## Problem requirements
Quote all lines below exactly. Images stay out.

## Records to use

-- begin --

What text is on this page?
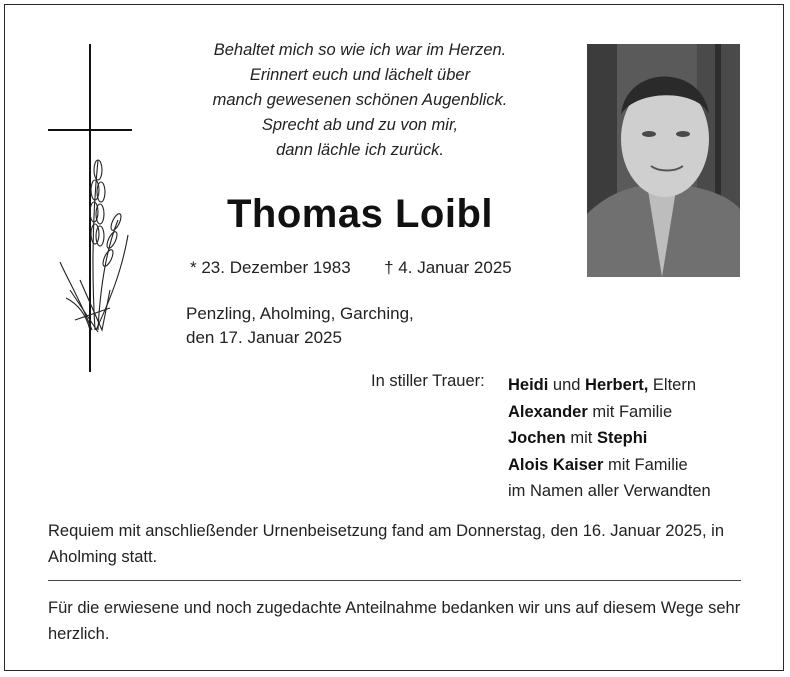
Behaltet mich so wie ich war im Herzen.
Erinnert euch und lächelt über
manch gewesenen schönen Augenblick.
Sprecht ab und zu von mir,
dann lächle ich zurück.
Thomas Loibl
* 23. Dezember 1983 † 4. Januar 2025
Penzling, Aholming, Garching,
den 17. Januar 2025
In stiller Trauer: Heidi und Herbert, Eltern
Alexander mit Familie
Jochen mit Stephi
Alois Kaiser mit Familie
im Namen aller Verwandten
Requiem mit anschließender Urnenbeisetzung fand am Donnerstag, den 16. Januar 2025, in Aholming statt.
Für die erwiesene und noch zugedachte Anteilnahme bedanken wir uns auf diesem Wege sehr herzlich.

-- end --

## Written solution
What text is on this page?
Behaltet mich so wie ich war im Herzen.
Erinnert euch und lächelt über
manch gewesenen schönen Augenblick.
Sprecht ab und zu von mir,
dann lächle ich zurück.
Thomas Loibl
* 23. Dezember 1983 † 4. Januar 2025
Penzling, Aholming, Garching,
den 17. Januar 2025
In stiller Trauer: Heidi und Herbert, Eltern
Alexander mit Familie
Jochen mit Stephi
Alois Kaiser mit Familie
im Namen aller Verwandten
Requiem mit anschließender Urnenbeisetzung fand am Donnerstag, den 16. Januar 2025, in Aholming statt.
Für die erwiesene und noch zugedachte Anteilnahme bedanken wir uns auf diesem Wege sehr herzlich.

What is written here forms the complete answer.